• GOAL: Will you output all of the data below exactly, omitting the images?

__________

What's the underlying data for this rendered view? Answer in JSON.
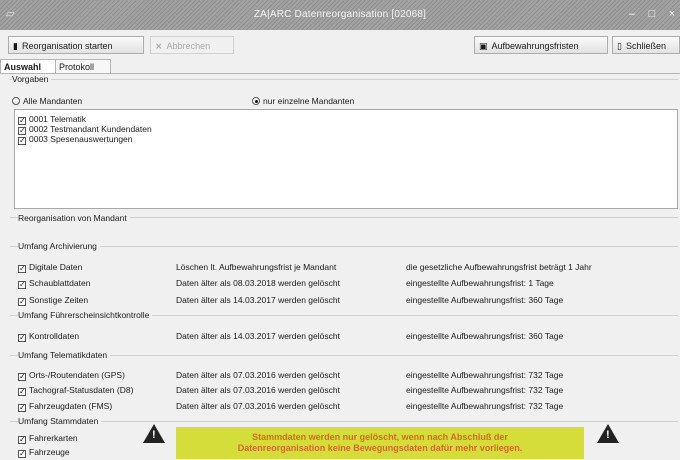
{
  "window": {
    "title": "ZA|ARC Datenreorganisation [02068]",
    "minimize": "–",
    "maximize": "□",
    "close": "×"
  },
  "toolbar": {
    "start": "Reorganisation starten",
    "cancel": "Abbrechen",
    "retention": "Aufbewahrungsfristen",
    "close": "Schließen"
  },
  "tabs": [
    "Auswahl",
    "Protokoll"
  ],
  "vorgaben": {
    "group": "Vorgaben",
    "radio_all": "Alle Mandanten",
    "radio_single": "nur einzelne Mandanten",
    "mandanten": [
      "0001 Telematik",
      "0002 Testmandant Kundendaten",
      "0003 Spesenauswertungen"
    ]
  },
  "reorg_group": "Reorganisation von Mandant",
  "archivierung": {
    "group": "Umfang Archivierung",
    "rows": [
      {
        "label": "Digitale Daten",
        "action": "Löschen lt. Aufbewahrungsfrist je Mandant",
        "info": "die gesetzliche Aufbewahrungsfrist beträgt 1 Jahr"
      },
      {
        "label": "Schaublattdaten",
        "action": "Daten älter als 08.03.2018 werden gelöscht",
        "info": "eingestellte Aufbewahrungsfrist: 1 Tage"
      },
      {
        "label": "Sonstige Zeiten",
        "action": "Daten älter als 14.03.2017 werden gelöscht",
        "info": "eingestellte Aufbewahrungsfrist: 360 Tage"
      }
    ]
  },
  "fuehrerschein": {
    "group": "Umfang Führerscheinsichtkontrolle",
    "rows": [
      {
        "label": "Kontrolldaten",
        "action": "Daten älter als 14.03.2017 werden gelöscht",
        "info": "eingestellte Aufbewahrungsfrist: 360 Tage"
      }
    ]
  },
  "telematik": {
    "group": "Umfang Telematikdaten",
    "rows": [
      {
        "label": "Orts-/Routendaten (GPS)",
        "action": "Daten älter als 07.03.2016 werden gelöscht",
        "info": "eingestellte Aufbewahrungsfrist: 732 Tage"
      },
      {
        "label": "Tachograf-Statusdaten (D8)",
        "action": "Daten älter als 07.03.2016 werden gelöscht",
        "info": "eingestellte Aufbewahrungsfrist: 732 Tage"
      },
      {
        "label": "Fahrzeugdaten (FMS)",
        "action": "Daten älter als 07.03.2016 werden gelöscht",
        "info": "eingestellte Aufbewahrungsfrist: 732 Tage"
      }
    ]
  },
  "stammdaten": {
    "group": "Umfang Stammdaten",
    "items": [
      "Fahrerkarten",
      "Fahrzeuge"
    ],
    "notice_line1": "Stammdaten werden nur gelöscht, wenn nach Abschluß der",
    "notice_line2": "Datenreorganisation keine Bewegungsdaten dafür mehr vorliegen."
  },
  "colors": {
    "notice_bg": "#d4dd3a",
    "notice_text": "#d46a2a"
  }
}
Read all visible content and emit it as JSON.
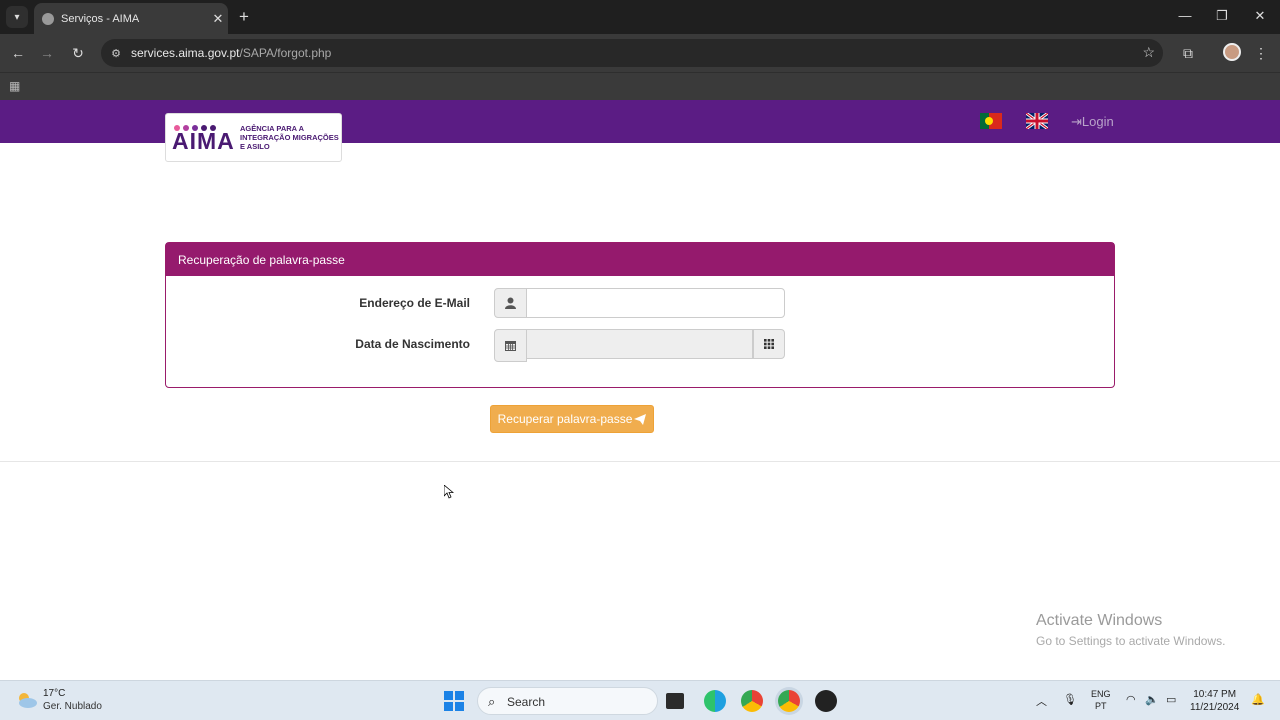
{
  "browser": {
    "tab_title": "Serviços - AIMA",
    "url_host": "services.aima.gov.pt",
    "url_path": "/SAPA/forgot.php"
  },
  "header": {
    "logo_text": "AIMA",
    "logo_subtitle": "AGÊNCIA PARA A INTEGRAÇÃO MIGRAÇÕES E ASILO",
    "login_label": "Login"
  },
  "form": {
    "title": "Recuperação de palavra-passe",
    "email_label": "Endereço de E-Mail",
    "email_value": "",
    "dob_label": "Data de Nascimento",
    "dob_value": "",
    "submit_label": "Recuperar palavra-passe"
  },
  "watermark": {
    "line1": "Activate Windows",
    "line2": "Go to Settings to activate Windows."
  },
  "taskbar": {
    "temperature": "17°C",
    "weather": "Ger. Nublado",
    "search_label": "Search",
    "lang_top": "ENG",
    "lang_bottom": "PT",
    "time": "10:47 PM",
    "date": "11/21/2024"
  },
  "colors": {
    "header": "#5b1c84",
    "panel_heading": "#951a6d",
    "submit": "#f0ad4e"
  }
}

__________

• ANSWER TO THE PROBLEM:
What's the underlying data for this rendered view? Answer in JSON.
{
  "window": {
    "title": "ZA|ARC Datenreorganisation [02068]",
    "minimize": "–",
    "maximize": "□",
    "close": "×"
  },
  "toolbar": {
    "start": "Reorganisation starten",
    "cancel": "Abbrechen",
    "retention": "Aufbewahrungsfristen",
    "close": "Schließen"
  },
  "tabs": [
    "Auswahl",
    "Protokoll"
  ],
  "vorgaben": {
    "group": "Vorgaben",
    "radio_all": "Alle Mandanten",
    "radio_single": "nur einzelne Mandanten",
    "mandanten": [
      "0001 Telematik",
      "0002 Testmandant Kundendaten",
      "0003 Spesenauswertungen"
    ]
  },
  "reorg_group": "Reorganisation von Mandant",
  "archivierung": {
    "group": "Umfang Archivierung",
    "rows": [
      {
        "label": "Digitale Daten",
        "action": "Löschen lt. Aufbewahrungsfrist je Mandant",
        "info": "die gesetzliche Aufbewahrungsfrist beträgt 1 Jahr"
      },
      {
        "label": "Schaublattdaten",
        "action": "Daten älter als 08.03.2018 werden gelöscht",
        "info": "eingestellte Aufbewahrungsfrist: 1 Tage"
      },
      {
        "label": "Sonstige Zeiten",
        "action": "Daten älter als 14.03.2017 werden gelöscht",
        "info": "eingestellte Aufbewahrungsfrist: 360 Tage"
      }
    ]
  },
  "fuehrerschein": {
    "group": "Umfang Führerscheinsichtkontrolle",
    "rows": [
      {
        "label": "Kontrolldaten",
        "action": "Daten älter als 14.03.2017 werden gelöscht",
        "info": "eingestellte Aufbewahrungsfrist: 360 Tage"
      }
    ]
  },
  "telematik": {
    "group": "Umfang Telematikdaten",
    "rows": [
      {
        "label": "Orts-/Routendaten (GPS)",
        "action": "Daten älter als 07.03.2016 werden gelöscht",
        "info": "eingestellte Aufbewahrungsfrist: 732 Tage"
      },
      {
        "label": "Tachograf-Statusdaten (D8)",
        "action": "Daten älter als 07.03.2016 werden gelöscht",
        "info": "eingestellte Aufbewahrungsfrist: 732 Tage"
      },
      {
        "label": "Fahrzeugdaten (FMS)",
        "action": "Daten älter als 07.03.2016 werden gelöscht",
        "info": "eingestellte Aufbewahrungsfrist: 732 Tage"
      }
    ]
  },
  "stammdaten": {
    "group": "Umfang Stammdaten",
    "items": [
      "Fahrerkarten",
      "Fahrzeuge"
    ],
    "notice_line1": "Stammdaten werden nur gelöscht, wenn nach Abschluß der",
    "notice_line2": "Datenreorganisation keine Bewegungsdaten dafür mehr vorliegen."
  },
  "colors": {
    "notice_bg": "#d4dd3a",
    "notice_text": "#d46a2a"
  }
}
Read all visible content and emit it as JSON.
{
  "browser": {
    "tab_title": "Serviços - AIMA",
    "url_host": "services.aima.gov.pt",
    "url_path": "/SAPA/forgot.php"
  },
  "header": {
    "logo_text": "AIMA",
    "logo_subtitle": "AGÊNCIA PARA A INTEGRAÇÃO MIGRAÇÕES E ASILO",
    "login_label": "Login"
  },
  "form": {
    "title": "Recuperação de palavra-passe",
    "email_label": "Endereço de E-Mail",
    "email_value": "",
    "dob_label": "Data de Nascimento",
    "dob_value": "",
    "submit_label": "Recuperar palavra-passe"
  },
  "watermark": {
    "line1": "Activate Windows",
    "line2": "Go to Settings to activate Windows."
  },
  "taskbar": {
    "temperature": "17°C",
    "weather": "Ger. Nublado",
    "search_label": "Search",
    "lang_top": "ENG",
    "lang_bottom": "PT",
    "time": "10:47 PM",
    "date": "11/21/2024"
  },
  "colors": {
    "header": "#5b1c84",
    "panel_heading": "#951a6d",
    "submit": "#f0ad4e"
  }
}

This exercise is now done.